- **DO THIS**
The records that follow are to be repeated without alteration.

___ RECORDS

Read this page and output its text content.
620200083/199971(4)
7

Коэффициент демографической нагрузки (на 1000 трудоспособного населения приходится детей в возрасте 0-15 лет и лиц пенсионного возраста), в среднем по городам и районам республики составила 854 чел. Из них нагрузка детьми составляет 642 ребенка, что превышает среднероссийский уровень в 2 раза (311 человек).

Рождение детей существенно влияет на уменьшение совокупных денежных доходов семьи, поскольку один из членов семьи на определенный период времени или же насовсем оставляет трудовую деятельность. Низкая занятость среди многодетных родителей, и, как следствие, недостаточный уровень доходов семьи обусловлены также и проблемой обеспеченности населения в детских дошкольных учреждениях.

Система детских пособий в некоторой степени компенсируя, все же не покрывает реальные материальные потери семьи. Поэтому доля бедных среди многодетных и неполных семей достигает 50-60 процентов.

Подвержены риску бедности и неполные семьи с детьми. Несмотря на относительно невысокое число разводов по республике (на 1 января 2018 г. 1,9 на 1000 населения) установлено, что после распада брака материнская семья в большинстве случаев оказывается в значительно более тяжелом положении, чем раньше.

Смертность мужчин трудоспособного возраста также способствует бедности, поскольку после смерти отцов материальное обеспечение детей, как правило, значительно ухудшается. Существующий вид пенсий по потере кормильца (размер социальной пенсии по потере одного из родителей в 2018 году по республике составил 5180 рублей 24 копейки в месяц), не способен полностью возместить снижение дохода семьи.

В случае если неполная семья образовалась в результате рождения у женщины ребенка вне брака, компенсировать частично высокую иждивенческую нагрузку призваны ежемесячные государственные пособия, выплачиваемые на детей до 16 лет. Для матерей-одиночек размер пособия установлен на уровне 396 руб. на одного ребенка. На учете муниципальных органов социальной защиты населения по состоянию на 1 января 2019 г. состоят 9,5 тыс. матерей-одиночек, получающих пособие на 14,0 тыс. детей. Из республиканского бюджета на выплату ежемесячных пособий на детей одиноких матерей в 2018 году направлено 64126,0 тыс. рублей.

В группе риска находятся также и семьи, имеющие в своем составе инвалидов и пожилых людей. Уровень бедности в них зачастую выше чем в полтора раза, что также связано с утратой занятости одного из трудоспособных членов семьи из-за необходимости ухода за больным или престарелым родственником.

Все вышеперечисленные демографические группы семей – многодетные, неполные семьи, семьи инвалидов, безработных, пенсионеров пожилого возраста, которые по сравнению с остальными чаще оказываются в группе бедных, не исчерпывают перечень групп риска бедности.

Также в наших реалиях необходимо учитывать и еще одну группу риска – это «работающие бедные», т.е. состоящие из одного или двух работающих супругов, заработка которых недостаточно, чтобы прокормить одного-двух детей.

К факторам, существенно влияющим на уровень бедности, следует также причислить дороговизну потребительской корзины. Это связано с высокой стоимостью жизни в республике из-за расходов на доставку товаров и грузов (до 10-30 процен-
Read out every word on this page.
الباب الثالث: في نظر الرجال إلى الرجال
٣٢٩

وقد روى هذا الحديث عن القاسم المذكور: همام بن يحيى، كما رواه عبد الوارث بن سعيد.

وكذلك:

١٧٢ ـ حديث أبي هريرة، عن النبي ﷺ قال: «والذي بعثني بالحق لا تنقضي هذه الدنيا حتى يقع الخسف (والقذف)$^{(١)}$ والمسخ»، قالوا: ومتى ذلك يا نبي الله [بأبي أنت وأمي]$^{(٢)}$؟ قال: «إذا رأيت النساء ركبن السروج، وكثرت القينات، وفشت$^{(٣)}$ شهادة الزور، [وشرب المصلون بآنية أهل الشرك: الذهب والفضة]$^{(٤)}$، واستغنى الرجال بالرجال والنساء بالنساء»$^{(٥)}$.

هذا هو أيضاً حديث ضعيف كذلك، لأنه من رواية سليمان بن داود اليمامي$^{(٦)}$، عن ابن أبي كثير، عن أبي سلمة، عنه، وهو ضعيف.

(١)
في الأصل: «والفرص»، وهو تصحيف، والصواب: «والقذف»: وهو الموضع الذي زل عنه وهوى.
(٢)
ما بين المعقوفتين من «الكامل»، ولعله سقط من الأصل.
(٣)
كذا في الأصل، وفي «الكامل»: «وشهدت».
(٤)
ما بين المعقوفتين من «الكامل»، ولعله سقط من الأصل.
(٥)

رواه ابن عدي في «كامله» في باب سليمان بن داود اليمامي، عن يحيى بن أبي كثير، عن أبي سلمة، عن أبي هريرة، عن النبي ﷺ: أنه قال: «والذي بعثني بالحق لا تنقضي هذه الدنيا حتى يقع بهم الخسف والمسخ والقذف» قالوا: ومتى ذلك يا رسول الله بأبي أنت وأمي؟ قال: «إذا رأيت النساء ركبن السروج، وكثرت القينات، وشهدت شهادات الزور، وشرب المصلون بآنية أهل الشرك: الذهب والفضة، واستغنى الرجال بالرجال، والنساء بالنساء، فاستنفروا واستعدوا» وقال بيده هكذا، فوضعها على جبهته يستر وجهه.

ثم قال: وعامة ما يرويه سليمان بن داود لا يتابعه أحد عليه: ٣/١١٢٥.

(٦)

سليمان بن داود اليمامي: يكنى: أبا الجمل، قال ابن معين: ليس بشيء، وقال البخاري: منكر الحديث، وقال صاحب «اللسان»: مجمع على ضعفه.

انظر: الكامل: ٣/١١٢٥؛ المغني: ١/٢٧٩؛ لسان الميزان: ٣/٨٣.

______

- **REPLY**
Read this page and output its text content.
620200083/199971(4)
7

Коэффициент демографической нагрузки (на 1000 трудоспособного населения приходится детей в возрасте 0-15 лет и лиц пенсионного возраста), в среднем по городам и районам республики составила 854 чел. Из них нагрузка детьми составляет 642 ребенка, что превышает среднероссийский уровень в 2 раза (311 человек).

Рождение детей существенно влияет на уменьшение совокупных денежных доходов семьи, поскольку один из членов семьи на определенный период времени или же насовсем оставляет трудовую деятельность. Низкая занятость среди многодетных родителей, и, как следствие, недостаточный уровень доходов семьи обусловлены также и проблемой обеспеченности населения в детских дошкольных учреждениях.

Система детских пособий в некоторой степени компенсируя, все же не покрывает реальные материальные потери семьи. Поэтому доля бедных среди многодетных и неполных семей достигает 50-60 процентов.

Подвержены риску бедности и неполные семьи с детьми. Несмотря на относительно невысокое число разводов по республике (на 1 января 2018 г. 1,9 на 1000 населения) установлено, что после распада брака материнская семья в большинстве случаев оказывается в значительно более тяжелом положении, чем раньше.

Смертность мужчин трудоспособного возраста также способствует бедности, поскольку после смерти отцов материальное обеспечение детей, как правило, значительно ухудшается. Существующий вид пенсий по потере кормильца (размер социальной пенсии по потере одного из родителей в 2018 году по республике составил 5180 рублей 24 копейки в месяц), не способен полностью возместить снижение дохода семьи.

В случае если неполная семья образовалась в результате рождения у женщины ребенка вне брака, компенсировать частично высокую иждивенческую нагрузку призваны ежемесячные государственные пособия, выплачиваемые на детей до 16 лет. Для матерей-одиночек размер пособия установлен на уровне 396 руб. на одного ребенка. На учете муниципальных органов социальной защиты населения по состоянию на 1 января 2019 г. состоят 9,5 тыс. матерей-одиночек, получающих пособие на 14,0 тыс. детей. Из республиканского бюджета на выплату ежемесячных пособий на детей одиноких матерей в 2018 году направлено 64126,0 тыс. рублей.

В группе риска находятся также и семьи, имеющие в своем составе инвалидов и пожилых людей. Уровень бедности в них зачастую выше чем в полтора раза, что также связано с утратой занятости одного из трудоспособных членов семьи из-за необходимости ухода за больным или престарелым родственником.

Все вышеперечисленные демографические группы семей – многодетные, неполные семьи, семьи инвалидов, безработных, пенсионеров пожилого возраста, которые по сравнению с остальными чаще оказываются в группе бедных, не исчерпывают перечень групп риска бедности.

Также в наших реалиях необходимо учитывать и еще одну группу риска – это «работающие бедные», т.е. состоящие из одного или двух работающих супругов, заработка которых недостаточно, чтобы прокормить одного-двух детей.

К факторам, существенно влияющим на уровень бедности, следует также причислить дороговизну потребительской корзины. Это связано с высокой стоимостью жизни в республике из-за расходов на доставку товаров и грузов (до 10-30 процен-
Read out every word on this page.
الباب الثالث: في نظر الرجال إلى الرجال
٣٢٩

وقد روى هذا الحديث عن القاسم المذكور: همام بن يحيى، كما رواه عبد الوارث بن سعيد.

وكذلك:

١٧٢ ـ حديث أبي هريرة، عن النبي ﷺ قال: «والذي بعثني بالحق لا تنقضي هذه الدنيا حتى يقع الخسف (والقذف)$^{(١)}$ والمسخ»، قالوا: ومتى ذلك يا نبي الله [بأبي أنت وأمي]$^{(٢)}$؟ قال: «إذا رأيت النساء ركبن السروج، وكثرت القينات، وفشت$^{(٣)}$ شهادة الزور، [وشرب المصلون بآنية أهل الشرك: الذهب والفضة]$^{(٤)}$، واستغنى الرجال بالرجال والنساء بالنساء»$^{(٥)}$.

هذا هو أيضاً حديث ضعيف كذلك، لأنه من رواية سليمان بن داود اليمامي$^{(٦)}$، عن ابن أبي كثير، عن أبي سلمة، عنه، وهو ضعيف.

(١)
في الأصل: «والفرص»، وهو تصحيف، والصواب: «والقذف»: وهو الموضع الذي زل عنه وهوى.
(٢)
ما بين المعقوفتين من «الكامل»، ولعله سقط من الأصل.
(٣)
كذا في الأصل، وفي «الكامل»: «وشهدت».
(٤)
ما بين المعقوفتين من «الكامل»، ولعله سقط من الأصل.
(٥)

رواه ابن عدي في «كامله» في باب سليمان بن داود اليمامي، عن يحيى بن أبي كثير، عن أبي سلمة، عن أبي هريرة، عن النبي ﷺ: أنه قال: «والذي بعثني بالحق لا تنقضي هذه الدنيا حتى يقع بهم الخسف والمسخ والقذف» قالوا: ومتى ذلك يا رسول الله بأبي أنت وأمي؟ قال: «إذا رأيت النساء ركبن السروج، وكثرت القينات، وشهدت شهادات الزور، وشرب المصلون بآنية أهل الشرك: الذهب والفضة، واستغنى الرجال بالرجال، والنساء بالنساء، فاستنفروا واستعدوا» وقال بيده هكذا، فوضعها على جبهته يستر وجهه.

ثم قال: وعامة ما يرويه سليمان بن داود لا يتابعه أحد عليه: ٣/١١٢٥.

(٦)

سليمان بن داود اليمامي: يكنى: أبا الجمل، قال ابن معين: ليس بشيء، وقال البخاري: منكر الحديث، وقال صاحب «اللسان»: مجمع على ضعفه.

انظر: الكامل: ٣/١١٢٥؛ المغني: ١/٢٧٩؛ لسان الميزان: ٣/٨٣.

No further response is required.